Written problem: Can you write out all of the material below, word for word?

>>>>>

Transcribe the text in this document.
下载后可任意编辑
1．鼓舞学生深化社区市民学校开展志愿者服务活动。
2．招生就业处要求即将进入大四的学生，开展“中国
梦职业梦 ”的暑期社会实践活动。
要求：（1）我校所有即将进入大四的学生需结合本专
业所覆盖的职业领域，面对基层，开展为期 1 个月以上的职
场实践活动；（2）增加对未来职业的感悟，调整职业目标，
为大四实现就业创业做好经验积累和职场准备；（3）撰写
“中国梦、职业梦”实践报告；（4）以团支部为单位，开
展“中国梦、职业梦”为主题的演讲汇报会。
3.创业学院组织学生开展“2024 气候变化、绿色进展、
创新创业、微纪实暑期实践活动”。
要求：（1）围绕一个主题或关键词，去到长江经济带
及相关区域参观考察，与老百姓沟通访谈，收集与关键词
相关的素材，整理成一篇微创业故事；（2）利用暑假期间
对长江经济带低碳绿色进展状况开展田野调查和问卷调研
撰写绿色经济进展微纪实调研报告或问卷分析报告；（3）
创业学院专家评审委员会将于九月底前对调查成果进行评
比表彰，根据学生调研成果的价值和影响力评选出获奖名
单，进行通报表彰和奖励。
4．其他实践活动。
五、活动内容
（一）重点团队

<<<<<

Output for this task:
Transcribe the text in this document.
下载后可任意编辑
1．鼓舞学生深化社区市民学校开展志愿者服务活动。
2．招生就业处要求即将进入大四的学生，开展“中国
梦职业梦 ”的暑期社会实践活动。
要求：（1）我校所有即将进入大四的学生需结合本专
业所覆盖的职业领域，面对基层，开展为期 1 个月以上的职
场实践活动；（2）增加对未来职业的感悟，调整职业目标，
为大四实现就业创业做好经验积累和职场准备；（3）撰写
“中国梦、职业梦”实践报告；（4）以团支部为单位，开
展“中国梦、职业梦”为主题的演讲汇报会。
3.创业学院组织学生开展“2024 气候变化、绿色进展、
创新创业、微纪实暑期实践活动”。
要求：（1）围绕一个主题或关键词，去到长江经济带
及相关区域参观考察，与老百姓沟通访谈，收集与关键词
相关的素材，整理成一篇微创业故事；（2）利用暑假期间
对长江经济带低碳绿色进展状况开展田野调查和问卷调研
撰写绿色经济进展微纪实调研报告或问卷分析报告；（3）
创业学院专家评审委员会将于九月底前对调查成果进行评
比表彰，根据学生调研成果的价值和影响力评选出获奖名
单，进行通报表彰和奖励。
4．其他实践活动。
五、活动内容
（一）重点团队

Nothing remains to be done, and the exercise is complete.